STATED GOAL – Go through the entries below and copy each line containing the word "Kanäle".
-- start DATA RECORDS --
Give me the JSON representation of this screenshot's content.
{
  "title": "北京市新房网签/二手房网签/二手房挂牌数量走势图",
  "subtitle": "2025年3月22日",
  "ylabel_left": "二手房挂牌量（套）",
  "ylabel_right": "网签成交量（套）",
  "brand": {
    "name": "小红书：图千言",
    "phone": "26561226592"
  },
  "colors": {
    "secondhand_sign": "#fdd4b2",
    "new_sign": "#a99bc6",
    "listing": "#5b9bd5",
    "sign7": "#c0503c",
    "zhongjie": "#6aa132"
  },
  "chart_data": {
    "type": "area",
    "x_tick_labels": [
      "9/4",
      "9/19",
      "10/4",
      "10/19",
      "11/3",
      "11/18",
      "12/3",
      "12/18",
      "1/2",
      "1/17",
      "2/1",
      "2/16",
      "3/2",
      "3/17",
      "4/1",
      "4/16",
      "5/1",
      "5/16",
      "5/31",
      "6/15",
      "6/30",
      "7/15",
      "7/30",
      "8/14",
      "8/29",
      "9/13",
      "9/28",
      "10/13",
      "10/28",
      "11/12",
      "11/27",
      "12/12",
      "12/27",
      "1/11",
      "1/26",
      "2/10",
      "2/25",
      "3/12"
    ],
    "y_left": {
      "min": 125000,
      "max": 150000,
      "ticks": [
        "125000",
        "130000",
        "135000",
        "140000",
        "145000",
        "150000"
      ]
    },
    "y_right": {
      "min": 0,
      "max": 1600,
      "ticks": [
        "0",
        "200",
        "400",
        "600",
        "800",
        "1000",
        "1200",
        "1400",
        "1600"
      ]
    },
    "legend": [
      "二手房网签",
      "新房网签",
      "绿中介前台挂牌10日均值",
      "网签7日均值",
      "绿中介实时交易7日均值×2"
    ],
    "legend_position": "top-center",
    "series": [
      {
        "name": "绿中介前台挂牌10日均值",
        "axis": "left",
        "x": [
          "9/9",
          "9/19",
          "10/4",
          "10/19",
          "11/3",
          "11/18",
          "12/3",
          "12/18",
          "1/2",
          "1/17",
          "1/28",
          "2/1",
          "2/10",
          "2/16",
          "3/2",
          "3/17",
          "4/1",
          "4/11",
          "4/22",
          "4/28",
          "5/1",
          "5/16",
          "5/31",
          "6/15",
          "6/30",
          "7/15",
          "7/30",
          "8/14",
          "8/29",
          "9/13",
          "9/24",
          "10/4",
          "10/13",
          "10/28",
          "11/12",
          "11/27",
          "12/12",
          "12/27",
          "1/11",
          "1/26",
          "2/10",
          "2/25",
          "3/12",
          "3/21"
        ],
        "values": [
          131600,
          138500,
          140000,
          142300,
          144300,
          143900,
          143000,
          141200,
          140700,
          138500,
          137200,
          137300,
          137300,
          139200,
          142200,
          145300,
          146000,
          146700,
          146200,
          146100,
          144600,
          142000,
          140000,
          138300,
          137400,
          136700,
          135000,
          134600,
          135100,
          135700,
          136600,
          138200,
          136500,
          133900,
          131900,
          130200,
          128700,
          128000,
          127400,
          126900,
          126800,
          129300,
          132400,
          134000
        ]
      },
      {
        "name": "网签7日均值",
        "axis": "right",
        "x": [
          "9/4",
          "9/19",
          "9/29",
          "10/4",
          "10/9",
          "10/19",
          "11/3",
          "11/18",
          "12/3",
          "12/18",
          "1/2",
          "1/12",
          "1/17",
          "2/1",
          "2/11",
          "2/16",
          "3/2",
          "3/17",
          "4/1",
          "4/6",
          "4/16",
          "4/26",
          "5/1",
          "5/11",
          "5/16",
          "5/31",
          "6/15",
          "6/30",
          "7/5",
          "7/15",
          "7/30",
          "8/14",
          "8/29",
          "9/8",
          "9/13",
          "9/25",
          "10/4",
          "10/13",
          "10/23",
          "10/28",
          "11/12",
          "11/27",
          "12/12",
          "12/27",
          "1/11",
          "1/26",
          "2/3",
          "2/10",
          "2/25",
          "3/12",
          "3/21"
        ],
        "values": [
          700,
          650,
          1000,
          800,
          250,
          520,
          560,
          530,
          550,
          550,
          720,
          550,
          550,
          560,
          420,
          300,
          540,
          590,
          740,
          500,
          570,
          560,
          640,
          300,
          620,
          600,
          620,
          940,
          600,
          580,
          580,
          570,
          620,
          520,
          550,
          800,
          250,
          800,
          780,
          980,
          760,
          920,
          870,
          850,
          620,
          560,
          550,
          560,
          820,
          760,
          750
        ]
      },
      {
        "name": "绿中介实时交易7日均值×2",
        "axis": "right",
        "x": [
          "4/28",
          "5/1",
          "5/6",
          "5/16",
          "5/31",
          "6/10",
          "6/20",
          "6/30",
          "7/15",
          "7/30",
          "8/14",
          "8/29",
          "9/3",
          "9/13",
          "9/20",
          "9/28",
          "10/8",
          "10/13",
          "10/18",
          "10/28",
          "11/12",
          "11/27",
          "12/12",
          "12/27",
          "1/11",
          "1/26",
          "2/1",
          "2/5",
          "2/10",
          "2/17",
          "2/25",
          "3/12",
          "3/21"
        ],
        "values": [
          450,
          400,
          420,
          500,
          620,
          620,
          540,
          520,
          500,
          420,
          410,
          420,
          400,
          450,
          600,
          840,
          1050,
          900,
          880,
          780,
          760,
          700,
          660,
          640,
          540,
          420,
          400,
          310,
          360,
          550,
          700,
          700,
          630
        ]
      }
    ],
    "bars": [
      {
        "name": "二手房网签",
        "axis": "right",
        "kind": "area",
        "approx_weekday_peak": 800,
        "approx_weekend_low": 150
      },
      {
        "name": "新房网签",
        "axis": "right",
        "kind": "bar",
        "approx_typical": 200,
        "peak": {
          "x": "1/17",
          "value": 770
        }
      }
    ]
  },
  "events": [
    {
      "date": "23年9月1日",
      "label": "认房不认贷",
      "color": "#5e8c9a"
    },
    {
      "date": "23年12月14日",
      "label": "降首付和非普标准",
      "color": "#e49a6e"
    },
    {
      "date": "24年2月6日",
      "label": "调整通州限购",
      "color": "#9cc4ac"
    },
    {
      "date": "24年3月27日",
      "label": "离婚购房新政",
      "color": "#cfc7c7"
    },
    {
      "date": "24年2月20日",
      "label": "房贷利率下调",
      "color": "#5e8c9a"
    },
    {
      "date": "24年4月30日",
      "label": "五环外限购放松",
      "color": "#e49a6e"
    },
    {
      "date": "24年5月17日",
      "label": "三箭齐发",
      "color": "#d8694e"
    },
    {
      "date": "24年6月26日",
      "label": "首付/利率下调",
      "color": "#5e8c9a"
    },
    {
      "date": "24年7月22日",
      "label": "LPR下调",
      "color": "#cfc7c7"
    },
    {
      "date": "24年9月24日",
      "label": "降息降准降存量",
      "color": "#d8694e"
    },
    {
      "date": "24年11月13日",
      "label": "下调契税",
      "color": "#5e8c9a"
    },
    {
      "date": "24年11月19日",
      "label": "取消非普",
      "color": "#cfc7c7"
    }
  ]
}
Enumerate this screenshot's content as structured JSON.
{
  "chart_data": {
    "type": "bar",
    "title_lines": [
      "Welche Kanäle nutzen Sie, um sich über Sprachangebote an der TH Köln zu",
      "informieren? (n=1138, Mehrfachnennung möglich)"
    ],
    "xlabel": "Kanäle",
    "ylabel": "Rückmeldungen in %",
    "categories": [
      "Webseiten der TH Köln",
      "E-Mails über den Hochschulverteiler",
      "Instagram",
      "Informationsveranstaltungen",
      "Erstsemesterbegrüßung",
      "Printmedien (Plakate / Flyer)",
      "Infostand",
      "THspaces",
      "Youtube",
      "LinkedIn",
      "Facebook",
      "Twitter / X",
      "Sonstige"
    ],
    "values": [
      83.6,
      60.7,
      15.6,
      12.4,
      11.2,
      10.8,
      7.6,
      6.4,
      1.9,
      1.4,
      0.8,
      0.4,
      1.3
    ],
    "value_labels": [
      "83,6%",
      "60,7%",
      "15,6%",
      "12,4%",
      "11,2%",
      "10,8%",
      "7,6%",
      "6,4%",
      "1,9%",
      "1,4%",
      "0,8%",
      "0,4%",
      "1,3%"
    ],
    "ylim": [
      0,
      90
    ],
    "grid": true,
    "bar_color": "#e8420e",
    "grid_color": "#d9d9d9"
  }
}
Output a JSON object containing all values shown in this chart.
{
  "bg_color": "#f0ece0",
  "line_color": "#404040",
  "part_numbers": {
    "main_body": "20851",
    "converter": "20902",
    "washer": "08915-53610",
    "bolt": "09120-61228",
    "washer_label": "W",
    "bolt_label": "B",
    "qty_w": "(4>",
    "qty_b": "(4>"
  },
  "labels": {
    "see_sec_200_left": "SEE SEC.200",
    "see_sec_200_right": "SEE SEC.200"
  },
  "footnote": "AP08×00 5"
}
-- end DATA RECORDS --
RESPONSE TO THE TASK –
      "Welche Kanäle nutzen Sie, um sich über Sprachangebote an der TH Köln zu",
    "xlabel": "Kanäle",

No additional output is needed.